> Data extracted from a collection
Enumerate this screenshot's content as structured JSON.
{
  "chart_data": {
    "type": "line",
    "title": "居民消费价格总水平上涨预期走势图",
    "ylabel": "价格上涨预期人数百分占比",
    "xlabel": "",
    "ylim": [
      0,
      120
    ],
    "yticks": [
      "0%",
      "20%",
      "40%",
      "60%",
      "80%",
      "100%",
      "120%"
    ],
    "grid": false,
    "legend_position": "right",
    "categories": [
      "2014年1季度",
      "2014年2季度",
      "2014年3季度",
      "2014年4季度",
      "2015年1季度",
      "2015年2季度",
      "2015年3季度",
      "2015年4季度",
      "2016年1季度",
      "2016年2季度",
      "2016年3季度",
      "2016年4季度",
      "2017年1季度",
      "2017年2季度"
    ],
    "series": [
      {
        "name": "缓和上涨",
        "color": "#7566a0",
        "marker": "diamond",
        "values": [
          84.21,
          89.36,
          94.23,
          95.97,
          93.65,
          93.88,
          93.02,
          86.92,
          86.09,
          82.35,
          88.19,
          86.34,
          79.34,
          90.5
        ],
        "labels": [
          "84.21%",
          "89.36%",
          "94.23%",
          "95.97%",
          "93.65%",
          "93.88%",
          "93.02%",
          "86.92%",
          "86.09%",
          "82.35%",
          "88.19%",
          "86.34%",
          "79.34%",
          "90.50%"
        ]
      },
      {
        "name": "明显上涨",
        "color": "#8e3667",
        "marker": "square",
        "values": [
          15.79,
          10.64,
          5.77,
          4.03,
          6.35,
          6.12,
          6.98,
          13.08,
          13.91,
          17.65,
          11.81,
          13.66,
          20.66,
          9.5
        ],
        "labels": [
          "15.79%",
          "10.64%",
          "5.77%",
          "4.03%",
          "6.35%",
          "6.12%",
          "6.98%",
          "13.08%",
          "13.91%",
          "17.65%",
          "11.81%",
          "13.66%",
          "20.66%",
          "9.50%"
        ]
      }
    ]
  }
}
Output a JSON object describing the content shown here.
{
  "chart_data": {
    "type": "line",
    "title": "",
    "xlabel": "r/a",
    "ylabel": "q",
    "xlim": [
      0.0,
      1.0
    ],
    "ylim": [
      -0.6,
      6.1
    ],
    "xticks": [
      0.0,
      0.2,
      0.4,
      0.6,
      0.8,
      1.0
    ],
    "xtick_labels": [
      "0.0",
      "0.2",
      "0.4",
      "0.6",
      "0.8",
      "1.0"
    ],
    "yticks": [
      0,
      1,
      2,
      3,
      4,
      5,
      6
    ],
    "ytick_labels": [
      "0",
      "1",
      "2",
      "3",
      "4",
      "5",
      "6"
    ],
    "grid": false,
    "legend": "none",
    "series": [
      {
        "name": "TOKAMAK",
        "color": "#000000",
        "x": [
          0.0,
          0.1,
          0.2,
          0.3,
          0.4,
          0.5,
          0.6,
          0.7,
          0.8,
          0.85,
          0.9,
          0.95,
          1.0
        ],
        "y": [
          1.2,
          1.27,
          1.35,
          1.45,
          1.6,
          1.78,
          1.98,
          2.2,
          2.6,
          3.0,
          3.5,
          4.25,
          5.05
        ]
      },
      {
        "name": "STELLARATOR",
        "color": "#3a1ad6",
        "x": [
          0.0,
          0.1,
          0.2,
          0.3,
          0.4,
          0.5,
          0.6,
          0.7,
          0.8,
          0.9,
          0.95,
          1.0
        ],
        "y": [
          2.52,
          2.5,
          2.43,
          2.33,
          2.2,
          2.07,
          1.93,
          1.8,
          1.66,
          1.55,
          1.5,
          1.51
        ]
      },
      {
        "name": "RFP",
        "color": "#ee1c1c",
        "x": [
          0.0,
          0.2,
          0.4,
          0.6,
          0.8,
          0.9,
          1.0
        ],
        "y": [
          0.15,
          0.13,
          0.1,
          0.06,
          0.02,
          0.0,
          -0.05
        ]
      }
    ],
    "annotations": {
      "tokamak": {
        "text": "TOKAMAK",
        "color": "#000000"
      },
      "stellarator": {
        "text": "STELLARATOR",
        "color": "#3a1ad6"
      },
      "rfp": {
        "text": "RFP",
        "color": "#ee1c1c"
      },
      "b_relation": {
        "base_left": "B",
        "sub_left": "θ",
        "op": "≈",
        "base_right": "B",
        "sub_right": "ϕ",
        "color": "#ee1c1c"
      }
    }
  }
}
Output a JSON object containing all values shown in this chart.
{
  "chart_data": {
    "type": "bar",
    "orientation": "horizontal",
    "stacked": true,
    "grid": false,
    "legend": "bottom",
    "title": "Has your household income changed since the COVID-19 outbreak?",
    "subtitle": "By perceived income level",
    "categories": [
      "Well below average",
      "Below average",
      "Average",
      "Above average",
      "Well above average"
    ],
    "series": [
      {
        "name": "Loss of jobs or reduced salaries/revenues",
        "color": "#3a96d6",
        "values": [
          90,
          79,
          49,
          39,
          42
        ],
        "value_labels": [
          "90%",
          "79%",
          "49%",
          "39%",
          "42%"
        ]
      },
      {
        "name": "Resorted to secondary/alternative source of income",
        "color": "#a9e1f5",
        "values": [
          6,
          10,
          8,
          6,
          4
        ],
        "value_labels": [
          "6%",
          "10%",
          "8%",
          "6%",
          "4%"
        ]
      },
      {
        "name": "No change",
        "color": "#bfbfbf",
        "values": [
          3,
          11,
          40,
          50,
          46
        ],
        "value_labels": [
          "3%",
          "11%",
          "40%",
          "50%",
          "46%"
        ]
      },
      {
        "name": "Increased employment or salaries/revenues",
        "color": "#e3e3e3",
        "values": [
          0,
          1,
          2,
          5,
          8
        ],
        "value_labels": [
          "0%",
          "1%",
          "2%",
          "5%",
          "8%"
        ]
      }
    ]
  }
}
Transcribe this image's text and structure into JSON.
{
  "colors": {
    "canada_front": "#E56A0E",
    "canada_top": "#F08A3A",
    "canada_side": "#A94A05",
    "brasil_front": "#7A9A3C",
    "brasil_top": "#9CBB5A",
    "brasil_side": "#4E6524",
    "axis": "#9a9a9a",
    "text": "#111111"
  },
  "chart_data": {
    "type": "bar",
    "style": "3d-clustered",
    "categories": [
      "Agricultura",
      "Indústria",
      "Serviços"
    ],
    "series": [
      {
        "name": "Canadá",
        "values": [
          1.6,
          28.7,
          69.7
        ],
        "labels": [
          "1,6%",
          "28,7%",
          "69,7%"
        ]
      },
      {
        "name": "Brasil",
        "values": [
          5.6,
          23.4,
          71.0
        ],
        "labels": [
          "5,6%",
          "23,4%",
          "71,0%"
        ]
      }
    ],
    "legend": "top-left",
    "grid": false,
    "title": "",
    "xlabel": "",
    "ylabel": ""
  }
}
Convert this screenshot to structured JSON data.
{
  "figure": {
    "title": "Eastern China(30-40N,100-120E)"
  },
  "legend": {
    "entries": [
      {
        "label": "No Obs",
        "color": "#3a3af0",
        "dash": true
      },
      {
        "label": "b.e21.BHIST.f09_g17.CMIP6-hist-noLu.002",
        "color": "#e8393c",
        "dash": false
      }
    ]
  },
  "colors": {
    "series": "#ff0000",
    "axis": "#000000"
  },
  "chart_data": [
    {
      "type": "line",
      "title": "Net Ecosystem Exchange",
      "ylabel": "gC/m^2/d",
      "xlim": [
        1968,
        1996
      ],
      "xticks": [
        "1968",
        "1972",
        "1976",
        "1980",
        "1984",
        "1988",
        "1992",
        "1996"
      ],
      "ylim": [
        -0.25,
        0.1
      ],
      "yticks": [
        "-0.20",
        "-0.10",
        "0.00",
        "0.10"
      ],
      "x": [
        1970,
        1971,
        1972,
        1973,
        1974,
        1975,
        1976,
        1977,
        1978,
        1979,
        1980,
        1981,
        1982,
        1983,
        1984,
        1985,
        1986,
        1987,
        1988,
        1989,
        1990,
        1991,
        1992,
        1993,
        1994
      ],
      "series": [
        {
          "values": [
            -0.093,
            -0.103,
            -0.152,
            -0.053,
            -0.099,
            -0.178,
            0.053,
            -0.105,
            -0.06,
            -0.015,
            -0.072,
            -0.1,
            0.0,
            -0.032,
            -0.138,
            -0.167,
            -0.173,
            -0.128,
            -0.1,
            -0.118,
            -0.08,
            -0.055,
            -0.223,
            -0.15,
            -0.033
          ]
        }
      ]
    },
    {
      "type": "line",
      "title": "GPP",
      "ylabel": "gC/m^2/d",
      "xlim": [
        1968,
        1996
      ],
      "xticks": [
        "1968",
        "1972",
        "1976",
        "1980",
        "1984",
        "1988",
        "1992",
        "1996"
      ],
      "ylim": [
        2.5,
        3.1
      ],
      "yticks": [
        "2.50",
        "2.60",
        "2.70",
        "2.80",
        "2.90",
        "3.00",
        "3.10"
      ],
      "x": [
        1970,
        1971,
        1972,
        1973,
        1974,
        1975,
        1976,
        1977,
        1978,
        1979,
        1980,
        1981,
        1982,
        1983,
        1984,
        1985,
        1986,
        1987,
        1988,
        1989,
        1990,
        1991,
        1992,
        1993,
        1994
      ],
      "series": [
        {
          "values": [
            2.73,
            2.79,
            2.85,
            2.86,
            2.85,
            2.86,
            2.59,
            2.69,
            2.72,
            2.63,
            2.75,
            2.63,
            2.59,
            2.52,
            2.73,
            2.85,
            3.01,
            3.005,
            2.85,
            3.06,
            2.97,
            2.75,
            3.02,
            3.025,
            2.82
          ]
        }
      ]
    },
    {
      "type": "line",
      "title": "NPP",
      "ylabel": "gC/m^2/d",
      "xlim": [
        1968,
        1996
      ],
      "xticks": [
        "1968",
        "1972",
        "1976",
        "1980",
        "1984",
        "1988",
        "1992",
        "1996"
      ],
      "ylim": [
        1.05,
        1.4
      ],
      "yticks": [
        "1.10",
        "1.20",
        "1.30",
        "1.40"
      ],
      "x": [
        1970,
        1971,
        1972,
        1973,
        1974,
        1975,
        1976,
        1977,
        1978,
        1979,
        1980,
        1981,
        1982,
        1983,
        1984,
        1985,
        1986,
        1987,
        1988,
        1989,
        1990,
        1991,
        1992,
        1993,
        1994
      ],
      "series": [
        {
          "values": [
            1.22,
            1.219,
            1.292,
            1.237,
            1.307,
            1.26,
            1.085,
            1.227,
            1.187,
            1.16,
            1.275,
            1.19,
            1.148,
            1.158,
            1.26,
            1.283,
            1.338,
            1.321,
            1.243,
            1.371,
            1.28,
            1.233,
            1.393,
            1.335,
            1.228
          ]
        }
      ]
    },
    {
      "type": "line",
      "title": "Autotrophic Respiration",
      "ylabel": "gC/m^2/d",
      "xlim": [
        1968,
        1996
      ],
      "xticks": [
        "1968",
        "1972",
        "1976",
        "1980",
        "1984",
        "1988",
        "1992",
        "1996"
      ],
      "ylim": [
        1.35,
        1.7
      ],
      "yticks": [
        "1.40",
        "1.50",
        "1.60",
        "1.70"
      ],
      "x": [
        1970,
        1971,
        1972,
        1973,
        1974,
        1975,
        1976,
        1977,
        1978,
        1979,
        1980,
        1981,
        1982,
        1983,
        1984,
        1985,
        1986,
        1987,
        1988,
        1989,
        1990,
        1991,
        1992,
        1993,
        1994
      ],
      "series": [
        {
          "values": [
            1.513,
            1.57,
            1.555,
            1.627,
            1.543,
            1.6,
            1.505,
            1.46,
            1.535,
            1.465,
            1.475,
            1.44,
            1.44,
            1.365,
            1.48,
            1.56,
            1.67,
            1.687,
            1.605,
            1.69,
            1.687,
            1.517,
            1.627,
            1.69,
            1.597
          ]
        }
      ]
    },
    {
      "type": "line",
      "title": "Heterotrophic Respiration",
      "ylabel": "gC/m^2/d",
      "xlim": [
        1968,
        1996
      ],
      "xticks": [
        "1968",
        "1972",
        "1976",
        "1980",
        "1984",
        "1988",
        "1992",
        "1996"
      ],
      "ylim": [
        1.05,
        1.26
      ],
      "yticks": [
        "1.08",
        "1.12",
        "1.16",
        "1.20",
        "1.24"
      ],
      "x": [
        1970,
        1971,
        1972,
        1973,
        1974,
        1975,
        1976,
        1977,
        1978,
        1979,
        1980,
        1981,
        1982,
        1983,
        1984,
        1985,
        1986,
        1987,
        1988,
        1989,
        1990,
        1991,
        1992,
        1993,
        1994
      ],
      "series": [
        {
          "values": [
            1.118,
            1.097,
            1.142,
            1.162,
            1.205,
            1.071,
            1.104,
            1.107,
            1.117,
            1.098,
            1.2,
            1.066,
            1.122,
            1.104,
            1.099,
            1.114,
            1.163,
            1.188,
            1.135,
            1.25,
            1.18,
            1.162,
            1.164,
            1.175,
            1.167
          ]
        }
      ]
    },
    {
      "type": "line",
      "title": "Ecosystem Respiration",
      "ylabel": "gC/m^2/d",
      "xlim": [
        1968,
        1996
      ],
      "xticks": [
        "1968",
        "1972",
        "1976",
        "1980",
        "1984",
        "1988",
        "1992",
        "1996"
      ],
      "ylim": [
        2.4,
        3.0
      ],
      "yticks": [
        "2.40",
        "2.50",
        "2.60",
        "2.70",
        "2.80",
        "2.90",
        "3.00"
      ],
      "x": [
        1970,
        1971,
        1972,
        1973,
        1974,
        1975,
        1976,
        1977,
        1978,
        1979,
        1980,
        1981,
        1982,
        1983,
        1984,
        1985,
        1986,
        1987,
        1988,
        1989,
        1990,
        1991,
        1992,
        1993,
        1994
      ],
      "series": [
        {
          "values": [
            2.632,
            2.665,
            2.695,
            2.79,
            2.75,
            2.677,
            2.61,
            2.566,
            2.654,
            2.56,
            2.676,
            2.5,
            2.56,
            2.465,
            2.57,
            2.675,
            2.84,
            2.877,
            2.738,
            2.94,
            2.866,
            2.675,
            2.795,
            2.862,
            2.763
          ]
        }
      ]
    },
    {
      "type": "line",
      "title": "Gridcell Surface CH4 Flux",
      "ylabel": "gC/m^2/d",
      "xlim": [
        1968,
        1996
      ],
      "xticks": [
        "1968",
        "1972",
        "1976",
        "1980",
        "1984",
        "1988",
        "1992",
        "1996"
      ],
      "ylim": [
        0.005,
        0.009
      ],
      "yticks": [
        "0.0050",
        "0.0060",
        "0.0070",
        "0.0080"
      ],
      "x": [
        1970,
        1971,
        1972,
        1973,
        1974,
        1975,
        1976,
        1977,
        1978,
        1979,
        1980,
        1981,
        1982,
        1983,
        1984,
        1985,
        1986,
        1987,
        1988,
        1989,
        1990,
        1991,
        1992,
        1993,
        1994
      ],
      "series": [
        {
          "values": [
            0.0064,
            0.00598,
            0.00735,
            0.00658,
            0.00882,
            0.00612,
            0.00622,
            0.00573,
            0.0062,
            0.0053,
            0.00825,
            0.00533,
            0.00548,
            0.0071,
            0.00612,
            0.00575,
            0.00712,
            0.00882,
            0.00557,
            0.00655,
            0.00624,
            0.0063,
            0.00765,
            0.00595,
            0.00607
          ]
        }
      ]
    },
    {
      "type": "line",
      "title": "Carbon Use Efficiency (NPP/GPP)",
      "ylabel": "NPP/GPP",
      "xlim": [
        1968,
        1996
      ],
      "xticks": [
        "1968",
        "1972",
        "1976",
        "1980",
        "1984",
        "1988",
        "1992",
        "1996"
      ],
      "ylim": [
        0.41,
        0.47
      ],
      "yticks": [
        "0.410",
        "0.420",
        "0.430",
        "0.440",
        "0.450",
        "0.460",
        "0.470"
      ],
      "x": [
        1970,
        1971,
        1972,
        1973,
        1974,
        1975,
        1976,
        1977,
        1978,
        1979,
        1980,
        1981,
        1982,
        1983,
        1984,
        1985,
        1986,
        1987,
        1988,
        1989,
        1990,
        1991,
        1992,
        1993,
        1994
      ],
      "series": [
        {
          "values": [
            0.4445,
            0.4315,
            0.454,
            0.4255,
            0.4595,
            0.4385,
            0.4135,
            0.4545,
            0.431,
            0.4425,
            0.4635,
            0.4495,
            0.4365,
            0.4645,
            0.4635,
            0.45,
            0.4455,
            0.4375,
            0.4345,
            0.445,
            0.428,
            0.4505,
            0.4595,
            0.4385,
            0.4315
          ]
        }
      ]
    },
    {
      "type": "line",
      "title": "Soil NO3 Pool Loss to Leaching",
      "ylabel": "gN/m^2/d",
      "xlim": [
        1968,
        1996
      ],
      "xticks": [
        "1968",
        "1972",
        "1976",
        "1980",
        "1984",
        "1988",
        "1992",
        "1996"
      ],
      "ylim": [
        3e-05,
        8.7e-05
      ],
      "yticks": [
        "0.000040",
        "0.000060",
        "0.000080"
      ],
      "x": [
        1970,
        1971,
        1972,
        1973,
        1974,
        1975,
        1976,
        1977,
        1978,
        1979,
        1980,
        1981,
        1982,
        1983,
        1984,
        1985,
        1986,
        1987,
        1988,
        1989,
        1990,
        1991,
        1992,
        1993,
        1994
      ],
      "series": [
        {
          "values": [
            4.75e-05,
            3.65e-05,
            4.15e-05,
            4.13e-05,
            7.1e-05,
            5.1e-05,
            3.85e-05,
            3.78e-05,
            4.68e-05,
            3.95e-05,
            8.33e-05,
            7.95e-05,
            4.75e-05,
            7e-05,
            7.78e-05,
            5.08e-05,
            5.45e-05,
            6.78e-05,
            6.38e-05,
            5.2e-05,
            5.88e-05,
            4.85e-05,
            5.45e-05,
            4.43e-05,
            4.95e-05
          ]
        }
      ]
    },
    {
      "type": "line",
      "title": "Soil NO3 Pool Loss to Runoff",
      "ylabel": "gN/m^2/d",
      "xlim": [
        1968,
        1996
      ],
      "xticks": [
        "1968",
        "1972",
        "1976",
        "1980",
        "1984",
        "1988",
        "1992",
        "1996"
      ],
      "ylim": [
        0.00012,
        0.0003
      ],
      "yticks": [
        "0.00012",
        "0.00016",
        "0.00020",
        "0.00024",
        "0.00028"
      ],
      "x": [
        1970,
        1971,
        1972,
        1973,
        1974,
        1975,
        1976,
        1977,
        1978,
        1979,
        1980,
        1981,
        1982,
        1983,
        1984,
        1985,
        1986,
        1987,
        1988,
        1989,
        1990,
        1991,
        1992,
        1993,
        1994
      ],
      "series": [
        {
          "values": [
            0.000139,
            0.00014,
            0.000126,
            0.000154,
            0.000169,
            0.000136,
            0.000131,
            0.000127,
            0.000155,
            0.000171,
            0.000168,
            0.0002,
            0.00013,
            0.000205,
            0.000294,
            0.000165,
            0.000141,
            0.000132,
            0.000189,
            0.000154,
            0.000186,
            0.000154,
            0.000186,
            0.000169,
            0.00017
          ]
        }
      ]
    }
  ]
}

> Goal
Give the number of lines containing the word "Loss". No other answer is needed.

> Answer in full
3